● **PROBLEM STATEMENT**: Transcribe all records exactly.
==============================
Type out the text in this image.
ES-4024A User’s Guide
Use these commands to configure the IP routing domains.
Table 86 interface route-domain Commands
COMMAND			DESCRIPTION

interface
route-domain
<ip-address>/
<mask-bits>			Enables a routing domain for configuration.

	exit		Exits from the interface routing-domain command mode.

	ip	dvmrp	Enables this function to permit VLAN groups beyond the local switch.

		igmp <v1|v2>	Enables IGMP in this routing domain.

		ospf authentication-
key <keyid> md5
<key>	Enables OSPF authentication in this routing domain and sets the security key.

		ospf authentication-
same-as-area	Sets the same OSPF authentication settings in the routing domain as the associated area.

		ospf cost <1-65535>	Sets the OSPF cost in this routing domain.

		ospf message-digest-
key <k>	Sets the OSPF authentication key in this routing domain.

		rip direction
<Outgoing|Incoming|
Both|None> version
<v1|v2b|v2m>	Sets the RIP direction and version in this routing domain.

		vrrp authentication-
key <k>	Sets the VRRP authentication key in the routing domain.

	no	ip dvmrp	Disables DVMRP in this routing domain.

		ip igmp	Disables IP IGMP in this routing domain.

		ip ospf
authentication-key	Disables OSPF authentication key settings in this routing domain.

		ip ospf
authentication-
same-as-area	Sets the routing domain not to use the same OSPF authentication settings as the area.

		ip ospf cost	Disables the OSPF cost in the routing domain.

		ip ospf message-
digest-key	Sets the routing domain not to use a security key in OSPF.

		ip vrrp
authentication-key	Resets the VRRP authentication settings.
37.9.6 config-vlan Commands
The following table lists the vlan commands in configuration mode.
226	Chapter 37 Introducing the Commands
==============================
● **WRITTEN RESPONSE**:
Type out the text in this image.
ES-4024A User’s Guide
Use these commands to configure the IP routing domains.
Table 86 interface route-domain Commands
COMMAND			DESCRIPTION

interface
route-domain
<ip-address>/
<mask-bits>			Enables a routing domain for configuration.

	exit		Exits from the interface routing-domain command mode.

	ip	dvmrp	Enables this function to permit VLAN groups beyond the local switch.

		igmp <v1|v2>	Enables IGMP in this routing domain.

		ospf authentication-
key <keyid> md5
<key>	Enables OSPF authentication in this routing domain and sets the security key.

		ospf authentication-
same-as-area	Sets the same OSPF authentication settings in the routing domain as the associated area.

		ospf cost <1-65535>	Sets the OSPF cost in this routing domain.

		ospf message-digest-
key <k>	Sets the OSPF authentication key in this routing domain.

		rip direction
<Outgoing|Incoming|
Both|None> version
<v1|v2b|v2m>	Sets the RIP direction and version in this routing domain.

		vrrp authentication-
key <k>	Sets the VRRP authentication key in the routing domain.

	no	ip dvmrp	Disables DVMRP in this routing domain.

		ip igmp	Disables IP IGMP in this routing domain.

		ip ospf
authentication-key	Disables OSPF authentication key settings in this routing domain.

		ip ospf
authentication-
same-as-area	Sets the routing domain not to use the same OSPF authentication settings as the area.

		ip ospf cost	Disables the OSPF cost in the routing domain.

		ip ospf message-
digest-key	Sets the routing domain not to use a security key in OSPF.

		ip vrrp
authentication-key	Resets the VRRP authentication settings.
37.9.6 config-vlan Commands
The following table lists the vlan commands in configuration mode.
226	Chapter 37 Introducing the Commands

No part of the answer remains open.